* _WRITTEN PROBLEM_: Return each line of the listing that contains the string "this".

## begin DATA EXTRACT

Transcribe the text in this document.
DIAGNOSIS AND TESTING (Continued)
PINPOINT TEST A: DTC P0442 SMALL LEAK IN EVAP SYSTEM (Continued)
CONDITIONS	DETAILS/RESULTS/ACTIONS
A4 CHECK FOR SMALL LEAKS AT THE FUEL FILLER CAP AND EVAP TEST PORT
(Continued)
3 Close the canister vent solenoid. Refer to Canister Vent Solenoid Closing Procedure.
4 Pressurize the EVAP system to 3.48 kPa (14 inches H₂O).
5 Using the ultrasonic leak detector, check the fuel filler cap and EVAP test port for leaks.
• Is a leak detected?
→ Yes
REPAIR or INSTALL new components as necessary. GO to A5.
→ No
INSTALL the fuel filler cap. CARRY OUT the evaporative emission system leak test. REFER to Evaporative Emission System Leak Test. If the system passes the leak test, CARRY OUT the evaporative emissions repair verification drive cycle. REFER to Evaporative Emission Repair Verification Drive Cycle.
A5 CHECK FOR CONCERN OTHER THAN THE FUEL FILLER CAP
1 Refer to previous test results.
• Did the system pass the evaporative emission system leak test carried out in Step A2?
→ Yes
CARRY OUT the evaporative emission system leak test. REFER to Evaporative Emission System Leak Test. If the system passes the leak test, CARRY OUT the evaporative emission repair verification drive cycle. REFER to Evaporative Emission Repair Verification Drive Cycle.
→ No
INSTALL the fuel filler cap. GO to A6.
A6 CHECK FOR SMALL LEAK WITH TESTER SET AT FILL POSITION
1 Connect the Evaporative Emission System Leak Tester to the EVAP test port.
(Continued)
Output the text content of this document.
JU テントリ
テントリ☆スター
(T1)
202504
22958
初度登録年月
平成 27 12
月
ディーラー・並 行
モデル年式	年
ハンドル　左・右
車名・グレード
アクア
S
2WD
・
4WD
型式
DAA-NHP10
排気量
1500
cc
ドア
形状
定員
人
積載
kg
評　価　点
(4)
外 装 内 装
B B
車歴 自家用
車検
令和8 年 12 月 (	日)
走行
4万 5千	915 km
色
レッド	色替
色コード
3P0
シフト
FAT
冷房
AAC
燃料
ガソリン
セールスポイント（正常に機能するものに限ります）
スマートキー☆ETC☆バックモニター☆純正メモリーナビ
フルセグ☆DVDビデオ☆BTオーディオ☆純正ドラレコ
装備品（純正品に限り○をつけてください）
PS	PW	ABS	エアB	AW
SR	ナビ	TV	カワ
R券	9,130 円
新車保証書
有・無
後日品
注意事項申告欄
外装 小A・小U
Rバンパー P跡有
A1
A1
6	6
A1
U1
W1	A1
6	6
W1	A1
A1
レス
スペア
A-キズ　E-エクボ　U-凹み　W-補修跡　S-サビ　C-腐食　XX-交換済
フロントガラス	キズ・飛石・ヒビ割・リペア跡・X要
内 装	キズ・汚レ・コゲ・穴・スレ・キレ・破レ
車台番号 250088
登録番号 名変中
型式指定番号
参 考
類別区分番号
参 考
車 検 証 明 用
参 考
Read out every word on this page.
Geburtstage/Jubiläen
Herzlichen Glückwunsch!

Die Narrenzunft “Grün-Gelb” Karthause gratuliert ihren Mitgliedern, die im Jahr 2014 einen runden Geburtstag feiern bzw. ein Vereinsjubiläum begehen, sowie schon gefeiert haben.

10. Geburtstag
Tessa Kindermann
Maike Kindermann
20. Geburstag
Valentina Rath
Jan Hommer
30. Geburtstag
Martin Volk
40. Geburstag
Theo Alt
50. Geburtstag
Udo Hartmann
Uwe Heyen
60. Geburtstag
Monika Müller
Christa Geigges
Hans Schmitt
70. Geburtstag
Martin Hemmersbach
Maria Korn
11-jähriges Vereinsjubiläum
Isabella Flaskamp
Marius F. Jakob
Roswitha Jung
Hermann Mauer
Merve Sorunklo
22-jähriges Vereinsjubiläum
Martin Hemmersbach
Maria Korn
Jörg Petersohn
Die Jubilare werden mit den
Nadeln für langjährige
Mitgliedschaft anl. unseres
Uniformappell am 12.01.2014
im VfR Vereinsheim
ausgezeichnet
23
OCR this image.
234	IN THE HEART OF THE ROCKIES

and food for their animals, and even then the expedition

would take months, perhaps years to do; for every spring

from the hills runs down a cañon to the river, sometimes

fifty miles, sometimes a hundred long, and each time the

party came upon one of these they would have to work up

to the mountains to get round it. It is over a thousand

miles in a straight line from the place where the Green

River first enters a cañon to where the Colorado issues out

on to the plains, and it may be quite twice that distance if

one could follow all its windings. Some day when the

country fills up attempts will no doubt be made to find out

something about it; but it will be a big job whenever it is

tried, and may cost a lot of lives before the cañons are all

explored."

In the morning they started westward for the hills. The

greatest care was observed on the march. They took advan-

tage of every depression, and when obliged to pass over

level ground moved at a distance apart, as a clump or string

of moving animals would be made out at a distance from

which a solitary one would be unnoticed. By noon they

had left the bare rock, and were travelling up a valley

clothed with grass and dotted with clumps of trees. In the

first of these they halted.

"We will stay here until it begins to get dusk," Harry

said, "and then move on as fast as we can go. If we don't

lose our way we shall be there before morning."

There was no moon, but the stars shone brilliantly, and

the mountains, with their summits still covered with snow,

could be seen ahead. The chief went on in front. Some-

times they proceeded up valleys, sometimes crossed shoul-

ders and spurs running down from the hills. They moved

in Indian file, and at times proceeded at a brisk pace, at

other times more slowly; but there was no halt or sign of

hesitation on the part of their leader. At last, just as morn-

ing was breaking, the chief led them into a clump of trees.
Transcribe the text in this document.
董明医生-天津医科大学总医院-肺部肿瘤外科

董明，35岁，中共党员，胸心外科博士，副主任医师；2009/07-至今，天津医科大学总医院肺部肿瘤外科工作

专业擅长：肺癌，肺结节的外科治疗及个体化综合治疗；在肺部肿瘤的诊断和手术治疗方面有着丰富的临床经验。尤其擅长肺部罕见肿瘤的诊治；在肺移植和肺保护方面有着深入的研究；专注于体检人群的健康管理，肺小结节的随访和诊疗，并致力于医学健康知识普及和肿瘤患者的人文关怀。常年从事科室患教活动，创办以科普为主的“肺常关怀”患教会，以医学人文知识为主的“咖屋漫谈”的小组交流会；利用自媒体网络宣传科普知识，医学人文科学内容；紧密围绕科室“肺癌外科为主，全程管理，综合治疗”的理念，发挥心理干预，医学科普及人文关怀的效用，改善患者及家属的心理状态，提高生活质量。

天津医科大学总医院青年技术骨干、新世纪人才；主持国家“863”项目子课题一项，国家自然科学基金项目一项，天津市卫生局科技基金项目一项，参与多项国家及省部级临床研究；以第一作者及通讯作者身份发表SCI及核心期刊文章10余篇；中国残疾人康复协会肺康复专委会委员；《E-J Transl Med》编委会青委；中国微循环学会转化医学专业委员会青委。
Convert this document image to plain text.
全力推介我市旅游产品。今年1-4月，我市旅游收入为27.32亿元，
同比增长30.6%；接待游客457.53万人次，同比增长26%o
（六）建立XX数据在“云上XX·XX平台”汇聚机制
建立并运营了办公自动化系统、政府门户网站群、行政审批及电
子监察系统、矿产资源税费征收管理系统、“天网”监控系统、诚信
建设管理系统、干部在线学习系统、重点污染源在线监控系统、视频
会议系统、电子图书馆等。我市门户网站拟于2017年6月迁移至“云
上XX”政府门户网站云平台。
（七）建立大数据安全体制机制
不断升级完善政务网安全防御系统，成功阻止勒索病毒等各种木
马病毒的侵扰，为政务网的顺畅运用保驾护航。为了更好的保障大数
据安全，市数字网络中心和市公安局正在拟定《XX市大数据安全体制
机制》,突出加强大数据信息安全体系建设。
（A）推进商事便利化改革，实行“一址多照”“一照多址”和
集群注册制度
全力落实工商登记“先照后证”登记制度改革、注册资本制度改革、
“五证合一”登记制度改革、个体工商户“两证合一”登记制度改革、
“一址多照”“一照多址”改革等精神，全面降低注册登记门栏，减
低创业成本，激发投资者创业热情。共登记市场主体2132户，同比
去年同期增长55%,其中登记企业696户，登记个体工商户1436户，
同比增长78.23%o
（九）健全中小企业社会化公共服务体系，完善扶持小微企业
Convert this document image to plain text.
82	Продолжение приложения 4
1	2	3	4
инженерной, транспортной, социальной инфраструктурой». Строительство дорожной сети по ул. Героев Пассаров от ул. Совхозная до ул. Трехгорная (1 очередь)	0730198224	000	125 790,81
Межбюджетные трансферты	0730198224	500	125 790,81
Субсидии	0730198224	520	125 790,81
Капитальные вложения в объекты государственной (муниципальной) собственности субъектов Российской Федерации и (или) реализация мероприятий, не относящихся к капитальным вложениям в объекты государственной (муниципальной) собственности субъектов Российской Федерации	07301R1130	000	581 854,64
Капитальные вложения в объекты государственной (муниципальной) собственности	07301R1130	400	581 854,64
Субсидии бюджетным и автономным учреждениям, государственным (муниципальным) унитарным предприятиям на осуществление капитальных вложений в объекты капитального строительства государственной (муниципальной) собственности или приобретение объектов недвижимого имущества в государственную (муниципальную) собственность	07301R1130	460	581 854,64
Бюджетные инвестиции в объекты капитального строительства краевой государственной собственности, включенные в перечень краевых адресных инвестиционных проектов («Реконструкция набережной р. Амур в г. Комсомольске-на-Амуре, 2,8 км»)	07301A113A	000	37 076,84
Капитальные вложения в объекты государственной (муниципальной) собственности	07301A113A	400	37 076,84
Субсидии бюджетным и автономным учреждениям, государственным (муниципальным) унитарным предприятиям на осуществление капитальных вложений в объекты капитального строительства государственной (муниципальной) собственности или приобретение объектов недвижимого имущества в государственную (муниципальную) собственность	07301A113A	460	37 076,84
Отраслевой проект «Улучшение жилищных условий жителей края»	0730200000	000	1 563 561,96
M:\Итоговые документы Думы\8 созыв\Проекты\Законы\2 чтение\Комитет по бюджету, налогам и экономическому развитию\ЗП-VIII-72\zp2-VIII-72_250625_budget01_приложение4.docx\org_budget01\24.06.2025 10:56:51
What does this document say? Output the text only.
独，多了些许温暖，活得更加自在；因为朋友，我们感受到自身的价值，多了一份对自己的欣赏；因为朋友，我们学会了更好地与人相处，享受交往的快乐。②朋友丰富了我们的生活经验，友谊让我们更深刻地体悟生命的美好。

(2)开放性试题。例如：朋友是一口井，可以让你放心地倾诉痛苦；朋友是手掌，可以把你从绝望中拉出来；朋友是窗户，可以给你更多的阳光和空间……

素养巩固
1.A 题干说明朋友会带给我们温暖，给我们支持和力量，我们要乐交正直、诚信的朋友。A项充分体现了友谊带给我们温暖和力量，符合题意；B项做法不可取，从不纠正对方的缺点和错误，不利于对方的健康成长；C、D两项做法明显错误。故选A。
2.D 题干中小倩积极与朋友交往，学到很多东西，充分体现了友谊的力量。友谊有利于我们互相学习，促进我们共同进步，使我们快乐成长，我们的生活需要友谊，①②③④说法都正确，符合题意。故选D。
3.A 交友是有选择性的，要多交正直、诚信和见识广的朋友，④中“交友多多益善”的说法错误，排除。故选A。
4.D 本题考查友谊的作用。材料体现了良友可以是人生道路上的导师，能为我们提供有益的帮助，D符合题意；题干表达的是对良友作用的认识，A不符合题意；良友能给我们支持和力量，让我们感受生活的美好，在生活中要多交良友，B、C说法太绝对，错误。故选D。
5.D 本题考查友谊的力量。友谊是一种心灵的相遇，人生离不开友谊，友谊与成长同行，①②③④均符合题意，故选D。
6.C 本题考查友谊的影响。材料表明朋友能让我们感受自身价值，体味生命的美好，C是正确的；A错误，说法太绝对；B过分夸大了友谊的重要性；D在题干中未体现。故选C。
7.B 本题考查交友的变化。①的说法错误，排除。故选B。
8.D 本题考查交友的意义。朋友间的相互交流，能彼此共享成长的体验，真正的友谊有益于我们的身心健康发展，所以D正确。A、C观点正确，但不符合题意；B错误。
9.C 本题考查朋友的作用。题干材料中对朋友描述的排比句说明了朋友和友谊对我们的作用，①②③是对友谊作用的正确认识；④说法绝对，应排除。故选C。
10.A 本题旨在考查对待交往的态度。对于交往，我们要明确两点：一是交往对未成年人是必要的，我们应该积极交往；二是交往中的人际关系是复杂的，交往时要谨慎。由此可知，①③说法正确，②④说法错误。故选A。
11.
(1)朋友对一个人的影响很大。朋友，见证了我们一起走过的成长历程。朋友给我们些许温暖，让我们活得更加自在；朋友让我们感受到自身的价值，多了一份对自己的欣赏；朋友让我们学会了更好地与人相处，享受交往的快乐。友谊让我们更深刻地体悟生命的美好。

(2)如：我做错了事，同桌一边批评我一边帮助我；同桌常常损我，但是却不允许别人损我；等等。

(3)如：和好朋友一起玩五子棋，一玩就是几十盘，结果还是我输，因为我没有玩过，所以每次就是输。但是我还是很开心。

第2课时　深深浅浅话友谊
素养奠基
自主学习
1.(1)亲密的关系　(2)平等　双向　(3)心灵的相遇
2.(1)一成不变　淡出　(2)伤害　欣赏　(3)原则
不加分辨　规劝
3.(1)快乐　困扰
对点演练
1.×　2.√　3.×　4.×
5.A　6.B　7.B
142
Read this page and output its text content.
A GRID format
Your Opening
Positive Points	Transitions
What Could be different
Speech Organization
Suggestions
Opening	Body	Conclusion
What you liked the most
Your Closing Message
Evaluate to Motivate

## end DATA EXTRACT

* _FULL ANSWER_:
Transcribe the text in this document.
Output the text content of this document.
Read out every word on this page.
OCR this image.
Transcribe the text in this document.
Convert this document image to plain text.
Convert this document image to plain text.
What does this document say? Output the text only.
Read this page and output its text content.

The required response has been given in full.